═══ Data extract

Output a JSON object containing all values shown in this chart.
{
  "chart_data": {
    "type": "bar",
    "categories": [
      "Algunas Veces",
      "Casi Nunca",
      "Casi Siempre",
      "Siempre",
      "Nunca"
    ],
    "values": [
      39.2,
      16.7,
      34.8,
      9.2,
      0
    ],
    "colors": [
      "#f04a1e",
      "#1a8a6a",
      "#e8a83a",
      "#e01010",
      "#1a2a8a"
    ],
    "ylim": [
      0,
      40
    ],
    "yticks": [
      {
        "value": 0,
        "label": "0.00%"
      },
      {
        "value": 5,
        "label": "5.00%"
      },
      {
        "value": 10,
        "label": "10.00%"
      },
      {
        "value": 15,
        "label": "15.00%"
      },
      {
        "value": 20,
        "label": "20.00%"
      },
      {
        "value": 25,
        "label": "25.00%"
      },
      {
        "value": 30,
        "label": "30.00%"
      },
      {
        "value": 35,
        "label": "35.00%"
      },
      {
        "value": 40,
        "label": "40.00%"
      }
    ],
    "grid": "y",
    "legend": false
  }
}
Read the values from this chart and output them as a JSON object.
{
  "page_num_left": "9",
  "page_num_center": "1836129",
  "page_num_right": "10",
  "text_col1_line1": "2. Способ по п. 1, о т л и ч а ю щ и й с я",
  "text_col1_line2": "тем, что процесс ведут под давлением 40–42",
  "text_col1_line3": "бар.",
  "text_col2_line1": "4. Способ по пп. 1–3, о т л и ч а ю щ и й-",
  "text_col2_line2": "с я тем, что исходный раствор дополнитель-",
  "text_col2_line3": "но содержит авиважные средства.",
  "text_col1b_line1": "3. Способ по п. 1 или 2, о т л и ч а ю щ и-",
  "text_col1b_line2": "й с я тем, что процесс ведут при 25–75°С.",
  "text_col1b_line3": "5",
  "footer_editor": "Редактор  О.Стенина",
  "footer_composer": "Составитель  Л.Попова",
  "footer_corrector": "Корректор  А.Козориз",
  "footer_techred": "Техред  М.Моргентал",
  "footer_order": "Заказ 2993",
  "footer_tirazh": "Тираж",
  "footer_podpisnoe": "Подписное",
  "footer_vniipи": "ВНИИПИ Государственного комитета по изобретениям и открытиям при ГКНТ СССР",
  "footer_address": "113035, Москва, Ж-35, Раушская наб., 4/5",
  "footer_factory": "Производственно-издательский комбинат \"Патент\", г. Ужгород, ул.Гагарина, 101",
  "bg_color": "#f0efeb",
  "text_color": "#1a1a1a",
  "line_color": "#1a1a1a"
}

══════

> [Short exercise] Would you give the material above again, complete and exact?

> [Task result]
Output a JSON object containing all values shown in this chart.
{
  "chart_data": {
    "type": "bar",
    "categories": [
      "Algunas Veces",
      "Casi Nunca",
      "Casi Siempre",
      "Siempre",
      "Nunca"
    ],
    "values": [
      39.2,
      16.7,
      34.8,
      9.2,
      0
    ],
    "colors": [
      "#f04a1e",
      "#1a8a6a",
      "#e8a83a",
      "#e01010",
      "#1a2a8a"
    ],
    "ylim": [
      0,
      40
    ],
    "yticks": [
      {
        "value": 0,
        "label": "0.00%"
      },
      {
        "value": 5,
        "label": "5.00%"
      },
      {
        "value": 10,
        "label": "10.00%"
      },
      {
        "value": 15,
        "label": "15.00%"
      },
      {
        "value": 20,
        "label": "20.00%"
      },
      {
        "value": 25,
        "label": "25.00%"
      },
      {
        "value": 30,
        "label": "30.00%"
      },
      {
        "value": 35,
        "label": "35.00%"
      },
      {
        "value": 40,
        "label": "40.00%"
      }
    ],
    "grid": "y",
    "legend": false
  }
}
Read the values from this chart and output them as a JSON object.
{
  "page_num_left": "9",
  "page_num_center": "1836129",
  "page_num_right": "10",
  "text_col1_line1": "2. Способ по п. 1, о т л и ч а ю щ и й с я",
  "text_col1_line2": "тем, что процесс ведут под давлением 40–42",
  "text_col1_line3": "бар.",
  "text_col2_line1": "4. Способ по пп. 1–3, о т л и ч а ю щ и й-",
  "text_col2_line2": "с я тем, что исходный раствор дополнитель-",
  "text_col2_line3": "но содержит авиважные средства.",
  "text_col1b_line1": "3. Способ по п. 1 или 2, о т л и ч а ю щ и-",
  "text_col1b_line2": "й с я тем, что процесс ведут при 25–75°С.",
  "text_col1b_line3": "5",
  "footer_editor": "Редактор  О.Стенина",
  "footer_composer": "Составитель  Л.Попова",
  "footer_corrector": "Корректор  А.Козориз",
  "footer_techred": "Техред  М.Моргентал",
  "footer_order": "Заказ 2993",
  "footer_tirazh": "Тираж",
  "footer_podpisnoe": "Подписное",
  "footer_vniipи": "ВНИИПИ Государственного комитета по изобретениям и открытиям при ГКНТ СССР",
  "footer_address": "113035, Москва, Ж-35, Раушская наб., 4/5",
  "footer_factory": "Производственно-издательский комбинат \"Патент\", г. Ужгород, ул.Гагарина, 101",
  "bg_color": "#f0efeb",
  "text_color": "#1a1a1a",
  "line_color": "#1a1a1a"
}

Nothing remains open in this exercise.